**Supplied text**
A code snippet for setting up a scheduled data connection between Google Sheets and Teradata using Airbyte in Terraform, with a cron schedule to run every hour at the 15-minute mark. The background includes the logos of HashiCorp Terraform, Teradata, and Airbyte.

Manage ELT pipelines with code using Airbyte’s Terraform provider

Janeth Graziani
Teradata

--

Are you a data engineer looking to manage your data pipelines in a sustainable way, keep track of all changes, and eager to automate manual UI interactions? If so, I have a solution for you.

This tutorial explains how to use Terraform to manage Airbyte data pipelines through code. Instead of relying on manual configurations through the WebUI, we’ll use code to create and manage Airbyte resources. The provided example illustrates a basic ELT pipeline from Google Sheets to Teradata Vantage ™ using Airbyte’s Terraform provider, but it can be easily replicated with any of the 300+ data source connectors.

Airbyte interface with a successful “Google Sheets — Teradata” connection listed, set to a cron frequency, and currently enabled.
Airbyte Cloud Connections tab

What is Terraform and Airbyte Terraform Provider?

Promotional graphic for Airbyte Cloud Terraform Provider featuring the airbyte purple octopus mascot next to the Terraform logo, set against a blue geometric background. An example code snippet is partially visible, indicating the setup of an Airbyte provider with version ‘0.1.0’ in a Terraform configuration.
https://airbyte.com/blog/terraform-provider-launched-for-airbyte-cloud

Terraform is an open-source tool for managing Infrastructure as Code (IaC). It enables the automated provisioning and management of infrastructure, cloud platforms, and services via configuration files through code instead of manual setup. Terraform uses plugins, known as Terraform providers, to communicate with infrastructure hosts, cloud providers, APIs, and SaaS platforms.

Airbyte, the data integration platform, has a Terraform provider that communicates directly with Airbyte’s API.

Watch the video tutorial

Prefer videos? Check out our YouTube tutorial instead!

Manage ELT pipelines with code using Airbyte’s Terraform provider

Prerequisites

Install Terraform

First, we need to install Terraform on our local machines. For Mac OS X users, Homebrew is a convenient package manager, for complete download instructions visit the Terraform site.

brew tap hashicorp/tap
brew install hashicorp/tap/terraform

Next, set up your environment by creating a directory for the Terraform configuration. Then, create two files: main.tf and variables.tf inside the directory.

mkdir terraform_airbyte
cd terraform_airbyte
touch main.tf variables.tf

Define a data pipeline

With the setup complete, we can start coding our data pipeline. This involves defining the provider, data source, destination, and connection within the main.tf file. Open this file in Visual Studio Code or your preferred code editor.

Begin your Terraform configuration by declaring the Terraform provider as airbytehq/airbyte and the version you plan on using. We’re going to authenticate via an API key which you can generate and save once logging into the Airbyte Developer Portal.

terraform {
required_providers {
airbyte = {
source = "airbytehq/airbyte"

**Information supplied**
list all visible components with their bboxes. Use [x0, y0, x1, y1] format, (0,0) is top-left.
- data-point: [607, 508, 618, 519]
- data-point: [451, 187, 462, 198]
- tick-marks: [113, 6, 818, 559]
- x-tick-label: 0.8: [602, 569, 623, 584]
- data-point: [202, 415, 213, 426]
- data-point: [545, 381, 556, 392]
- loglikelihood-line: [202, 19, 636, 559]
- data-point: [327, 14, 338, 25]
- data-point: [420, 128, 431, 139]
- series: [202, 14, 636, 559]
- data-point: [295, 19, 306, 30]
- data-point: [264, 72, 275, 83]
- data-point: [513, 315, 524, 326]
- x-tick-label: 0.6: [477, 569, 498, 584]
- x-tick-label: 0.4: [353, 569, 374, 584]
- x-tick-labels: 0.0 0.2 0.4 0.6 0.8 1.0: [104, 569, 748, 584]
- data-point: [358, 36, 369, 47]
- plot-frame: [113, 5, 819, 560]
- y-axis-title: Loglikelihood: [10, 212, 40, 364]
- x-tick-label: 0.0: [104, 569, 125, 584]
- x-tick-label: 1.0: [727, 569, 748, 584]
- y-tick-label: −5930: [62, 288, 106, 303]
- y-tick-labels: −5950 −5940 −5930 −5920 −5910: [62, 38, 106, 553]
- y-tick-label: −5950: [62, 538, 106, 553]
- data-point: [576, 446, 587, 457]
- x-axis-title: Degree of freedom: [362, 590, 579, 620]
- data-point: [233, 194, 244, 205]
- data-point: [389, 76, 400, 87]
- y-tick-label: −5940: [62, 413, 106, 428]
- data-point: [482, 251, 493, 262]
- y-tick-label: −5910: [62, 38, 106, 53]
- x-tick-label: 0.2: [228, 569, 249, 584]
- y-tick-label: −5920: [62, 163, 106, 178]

**Aim**
From the tutorial on managing Airbyte pipelines with Terraform, copy word for word the stretch from "brew tap hashicorp/tap" through "preferred code editor.".

**Output of the task**
brew tap hashicorp/tap
brew install hashicorp/tap/terraform

Next, set up your environment by creating a directory for the Terraform configuration. Then, create two files: main.tf and variables.tf inside the directory.

mkdir terraform_airbyte
cd terraform_airbyte
touch main.tf variables.tf

Define a data pipeline

With the setup complete, we can start coding our data pipeline. This involves defining the provider, data source, destination, and connection within the main.tf file. Open this file in Visual Studio Code or your preferred code editor.